Substitute "hiss" for "noise" in the records from the first line through the line containing "legend-swatch [60,1537,122,1559]", and change nothing else. Return only those lines.
━━━━━ THE DATA ━━━━━
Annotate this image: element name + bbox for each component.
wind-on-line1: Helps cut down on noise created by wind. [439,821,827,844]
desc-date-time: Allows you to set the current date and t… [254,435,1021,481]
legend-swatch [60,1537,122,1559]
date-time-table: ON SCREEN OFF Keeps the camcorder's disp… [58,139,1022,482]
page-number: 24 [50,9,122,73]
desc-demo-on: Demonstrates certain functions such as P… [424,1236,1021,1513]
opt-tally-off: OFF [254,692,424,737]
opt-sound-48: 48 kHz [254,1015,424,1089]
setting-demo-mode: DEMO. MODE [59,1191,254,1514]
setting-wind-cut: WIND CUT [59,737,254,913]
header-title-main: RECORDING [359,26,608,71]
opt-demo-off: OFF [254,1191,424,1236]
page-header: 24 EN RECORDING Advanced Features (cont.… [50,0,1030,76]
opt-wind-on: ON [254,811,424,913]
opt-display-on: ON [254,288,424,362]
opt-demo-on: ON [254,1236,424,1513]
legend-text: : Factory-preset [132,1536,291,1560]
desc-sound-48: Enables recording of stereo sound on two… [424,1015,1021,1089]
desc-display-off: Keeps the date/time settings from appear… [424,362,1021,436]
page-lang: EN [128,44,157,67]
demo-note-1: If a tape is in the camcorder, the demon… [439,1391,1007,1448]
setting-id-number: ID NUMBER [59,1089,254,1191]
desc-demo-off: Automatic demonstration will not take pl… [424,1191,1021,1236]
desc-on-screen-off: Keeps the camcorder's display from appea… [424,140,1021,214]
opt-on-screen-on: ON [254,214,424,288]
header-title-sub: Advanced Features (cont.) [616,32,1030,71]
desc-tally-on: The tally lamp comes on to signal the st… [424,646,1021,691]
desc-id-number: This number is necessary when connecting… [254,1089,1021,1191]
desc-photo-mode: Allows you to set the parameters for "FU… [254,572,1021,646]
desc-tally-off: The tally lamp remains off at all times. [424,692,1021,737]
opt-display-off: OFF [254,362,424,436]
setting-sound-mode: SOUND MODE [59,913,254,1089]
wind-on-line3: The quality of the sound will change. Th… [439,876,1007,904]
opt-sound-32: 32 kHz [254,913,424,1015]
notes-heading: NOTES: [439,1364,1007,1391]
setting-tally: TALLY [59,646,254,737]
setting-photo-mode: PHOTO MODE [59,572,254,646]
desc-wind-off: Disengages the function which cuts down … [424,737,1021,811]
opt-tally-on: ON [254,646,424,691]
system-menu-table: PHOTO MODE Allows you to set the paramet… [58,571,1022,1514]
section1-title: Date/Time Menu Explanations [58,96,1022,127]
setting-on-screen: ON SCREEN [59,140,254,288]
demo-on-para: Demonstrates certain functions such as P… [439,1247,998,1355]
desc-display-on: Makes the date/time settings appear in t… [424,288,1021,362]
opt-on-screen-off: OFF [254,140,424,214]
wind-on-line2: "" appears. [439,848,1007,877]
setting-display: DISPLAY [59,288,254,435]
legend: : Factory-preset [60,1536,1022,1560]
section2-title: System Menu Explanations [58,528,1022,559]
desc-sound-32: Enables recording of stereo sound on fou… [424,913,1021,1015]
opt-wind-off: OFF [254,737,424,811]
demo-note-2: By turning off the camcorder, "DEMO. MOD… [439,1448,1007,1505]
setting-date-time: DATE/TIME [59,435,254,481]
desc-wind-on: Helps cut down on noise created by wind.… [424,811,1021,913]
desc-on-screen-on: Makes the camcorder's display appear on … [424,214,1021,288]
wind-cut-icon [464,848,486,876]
━━━━━
RESPONSE:
Annotate this image: element name + bbox for each component.
wind-on-line1: Helps cut down on hiss created by wind. [439,821,827,844]
desc-date-time: Allows you to set the current date and t… [254,435,1021,481]
legend-swatch [60,1537,122,1559]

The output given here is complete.